▸ Your objective:
Restate, word for word, every line of the data.

______

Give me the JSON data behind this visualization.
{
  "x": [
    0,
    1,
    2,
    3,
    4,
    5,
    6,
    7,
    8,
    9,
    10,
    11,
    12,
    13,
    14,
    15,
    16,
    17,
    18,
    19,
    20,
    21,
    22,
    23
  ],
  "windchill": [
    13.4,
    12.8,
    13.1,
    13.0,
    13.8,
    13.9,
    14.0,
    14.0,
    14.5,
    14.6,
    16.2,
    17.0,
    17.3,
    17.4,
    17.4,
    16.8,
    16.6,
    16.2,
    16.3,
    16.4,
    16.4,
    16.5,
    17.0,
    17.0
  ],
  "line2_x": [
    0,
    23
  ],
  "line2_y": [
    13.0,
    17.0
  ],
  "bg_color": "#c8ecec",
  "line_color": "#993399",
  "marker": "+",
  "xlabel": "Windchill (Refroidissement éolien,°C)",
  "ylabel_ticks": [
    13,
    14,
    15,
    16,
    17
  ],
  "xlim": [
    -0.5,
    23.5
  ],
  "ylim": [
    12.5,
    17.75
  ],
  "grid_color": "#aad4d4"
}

______

▸ Expected answer:
Give me the JSON data behind this visualization.
{
  "x": [
    0,
    1,
    2,
    3,
    4,
    5,
    6,
    7,
    8,
    9,
    10,
    11,
    12,
    13,
    14,
    15,
    16,
    17,
    18,
    19,
    20,
    21,
    22,
    23
  ],
  "windchill": [
    13.4,
    12.8,
    13.1,
    13.0,
    13.8,
    13.9,
    14.0,
    14.0,
    14.5,
    14.6,
    16.2,
    17.0,
    17.3,
    17.4,
    17.4,
    16.8,
    16.6,
    16.2,
    16.3,
    16.4,
    16.4,
    16.5,
    17.0,
    17.0
  ],
  "line2_x": [
    0,
    23
  ],
  "line2_y": [
    13.0,
    17.0
  ],
  "bg_color": "#c8ecec",
  "line_color": "#993399",
  "marker": "+",
  "xlabel": "Windchill (Refroidissement éolien,°C)",
  "ylabel_ticks": [
    13,
    14,
    15,
    16,
    17
  ],
  "xlim": [
    -0.5,
    23.5
  ],
  "ylim": [
    12.5,
    17.75
  ],
  "grid_color": "#aad4d4"
}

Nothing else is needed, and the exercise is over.